## Written instruction
Quote, verbatim, all material below, without pictures.

## Input rows
* begin *

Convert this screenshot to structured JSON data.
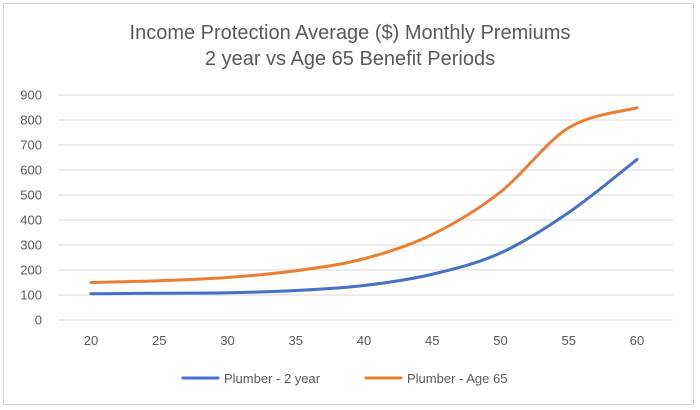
{
  "chart_data": {
    "type": "line",
    "title_line1": "Income Protection Average ($) Monthly Premiums",
    "title_line2": "2 year vs Age 65 Benefit Periods",
    "xlabel": "",
    "ylabel": "",
    "categories": [
      "20",
      "25",
      "30",
      "35",
      "40",
      "45",
      "50",
      "55",
      "60"
    ],
    "ylim": [
      0,
      900
    ],
    "yticks": [
      "0",
      "100",
      "200",
      "300",
      "400",
      "500",
      "600",
      "700",
      "800",
      "900"
    ],
    "grid": true,
    "legend_position": "bottom",
    "series": [
      {
        "name": "Plumber - 2 year",
        "color": "#4472c4",
        "values": [
          105,
          107,
          109,
          118,
          138,
          183,
          268,
          430,
          642
        ]
      },
      {
        "name": "Plumber - Age 65",
        "color": "#ed7d31",
        "values": [
          150,
          157,
          170,
          197,
          245,
          342,
          512,
          769,
          849
        ]
      }
    ]
  }
}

* end *

## Complete response
Convert this screenshot to structured JSON data.
{
  "chart_data": {
    "type": "line",
    "title_line1": "Income Protection Average ($) Monthly Premiums",
    "title_line2": "2 year vs Age 65 Benefit Periods",
    "xlabel": "",
    "ylabel": "",
    "categories": [
      "20",
      "25",
      "30",
      "35",
      "40",
      "45",
      "50",
      "55",
      "60"
    ],
    "ylim": [
      0,
      900
    ],
    "yticks": [
      "0",
      "100",
      "200",
      "300",
      "400",
      "500",
      "600",
      "700",
      "800",
      "900"
    ],
    "grid": true,
    "legend_position": "bottom",
    "series": [
      {
        "name": "Plumber - 2 year",
        "color": "#4472c4",
        "values": [
          105,
          107,
          109,
          118,
          138,
          183,
          268,
          430,
          642
        ]
      },
      {
        "name": "Plumber - Age 65",
        "color": "#ed7d31",
        "values": [
          150,
          157,
          170,
          197,
          245,
          342,
          512,
          769,
          849
        ]
      }
    ]
  }
}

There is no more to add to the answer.